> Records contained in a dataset
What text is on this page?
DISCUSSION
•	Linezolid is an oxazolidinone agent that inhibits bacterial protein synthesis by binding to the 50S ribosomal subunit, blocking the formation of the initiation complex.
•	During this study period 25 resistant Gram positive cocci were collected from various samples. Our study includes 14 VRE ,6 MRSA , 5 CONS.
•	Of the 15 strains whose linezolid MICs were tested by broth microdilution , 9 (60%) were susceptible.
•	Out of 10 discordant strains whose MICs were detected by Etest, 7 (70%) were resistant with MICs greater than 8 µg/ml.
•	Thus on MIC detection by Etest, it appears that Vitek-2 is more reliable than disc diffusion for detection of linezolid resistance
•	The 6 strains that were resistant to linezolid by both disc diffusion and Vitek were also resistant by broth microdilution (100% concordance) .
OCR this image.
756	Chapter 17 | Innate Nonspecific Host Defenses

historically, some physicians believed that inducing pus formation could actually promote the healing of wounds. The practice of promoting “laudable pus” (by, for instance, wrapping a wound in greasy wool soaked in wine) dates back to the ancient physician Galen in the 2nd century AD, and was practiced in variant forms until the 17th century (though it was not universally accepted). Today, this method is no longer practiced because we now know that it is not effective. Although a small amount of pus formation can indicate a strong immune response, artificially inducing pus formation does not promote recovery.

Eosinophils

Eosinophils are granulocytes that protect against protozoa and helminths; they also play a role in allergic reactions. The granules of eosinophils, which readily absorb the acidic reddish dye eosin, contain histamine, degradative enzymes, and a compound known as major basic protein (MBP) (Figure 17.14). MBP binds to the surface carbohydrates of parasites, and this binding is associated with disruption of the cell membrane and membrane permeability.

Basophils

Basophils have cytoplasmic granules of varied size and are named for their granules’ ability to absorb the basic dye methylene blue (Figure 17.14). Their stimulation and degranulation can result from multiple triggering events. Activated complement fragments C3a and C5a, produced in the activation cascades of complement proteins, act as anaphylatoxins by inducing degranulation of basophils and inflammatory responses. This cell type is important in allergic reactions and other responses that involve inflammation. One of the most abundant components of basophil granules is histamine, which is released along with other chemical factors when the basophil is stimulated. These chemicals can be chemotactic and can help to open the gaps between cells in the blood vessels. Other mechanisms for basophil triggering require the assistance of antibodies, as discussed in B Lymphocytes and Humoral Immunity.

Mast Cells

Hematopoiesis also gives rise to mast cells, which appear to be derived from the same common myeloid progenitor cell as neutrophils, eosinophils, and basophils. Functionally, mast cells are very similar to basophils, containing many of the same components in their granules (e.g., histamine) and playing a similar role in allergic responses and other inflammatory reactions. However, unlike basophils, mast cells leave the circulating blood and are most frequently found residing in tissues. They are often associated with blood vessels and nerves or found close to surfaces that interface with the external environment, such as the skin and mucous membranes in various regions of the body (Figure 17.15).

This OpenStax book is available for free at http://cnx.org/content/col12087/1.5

> Problem requirements
Copy each line of the data exactly, please.

> Exercise response
What text is on this page?
DISCUSSION
•	Linezolid is an oxazolidinone agent that inhibits bacterial protein synthesis by binding to the 50S ribosomal subunit, blocking the formation of the initiation complex.
•	During this study period 25 resistant Gram positive cocci were collected from various samples. Our study includes 14 VRE ,6 MRSA , 5 CONS.
•	Of the 15 strains whose linezolid MICs were tested by broth microdilution , 9 (60%) were susceptible.
•	Out of 10 discordant strains whose MICs were detected by Etest, 7 (70%) were resistant with MICs greater than 8 µg/ml.
•	Thus on MIC detection by Etest, it appears that Vitek-2 is more reliable than disc diffusion for detection of linezolid resistance
•	The 6 strains that were resistant to linezolid by both disc diffusion and Vitek were also resistant by broth microdilution (100% concordance) .
OCR this image.
756	Chapter 17 | Innate Nonspecific Host Defenses

historically, some physicians believed that inducing pus formation could actually promote the healing of wounds. The practice of promoting “laudable pus” (by, for instance, wrapping a wound in greasy wool soaked in wine) dates back to the ancient physician Galen in the 2nd century AD, and was practiced in variant forms until the 17th century (though it was not universally accepted). Today, this method is no longer practiced because we now know that it is not effective. Although a small amount of pus formation can indicate a strong immune response, artificially inducing pus formation does not promote recovery.

Eosinophils

Eosinophils are granulocytes that protect against protozoa and helminths; they also play a role in allergic reactions. The granules of eosinophils, which readily absorb the acidic reddish dye eosin, contain histamine, degradative enzymes, and a compound known as major basic protein (MBP) (Figure 17.14). MBP binds to the surface carbohydrates of parasites, and this binding is associated with disruption of the cell membrane and membrane permeability.

Basophils

Basophils have cytoplasmic granules of varied size and are named for their granules’ ability to absorb the basic dye methylene blue (Figure 17.14). Their stimulation and degranulation can result from multiple triggering events. Activated complement fragments C3a and C5a, produced in the activation cascades of complement proteins, act as anaphylatoxins by inducing degranulation of basophils and inflammatory responses. This cell type is important in allergic reactions and other responses that involve inflammation. One of the most abundant components of basophil granules is histamine, which is released along with other chemical factors when the basophil is stimulated. These chemicals can be chemotactic and can help to open the gaps between cells in the blood vessels. Other mechanisms for basophil triggering require the assistance of antibodies, as discussed in B Lymphocytes and Humoral Immunity.

Mast Cells

Hematopoiesis also gives rise to mast cells, which appear to be derived from the same common myeloid progenitor cell as neutrophils, eosinophils, and basophils. Functionally, mast cells are very similar to basophils, containing many of the same components in their granules (e.g., histamine) and playing a similar role in allergic responses and other inflammatory reactions. However, unlike basophils, mast cells leave the circulating blood and are most frequently found residing in tissues. They are often associated with blood vessels and nerves or found close to surfaces that interface with the external environment, such as the skin and mucous membranes in various regions of the body (Figure 17.15).

This OpenStax book is available for free at http://cnx.org/content/col12087/1.5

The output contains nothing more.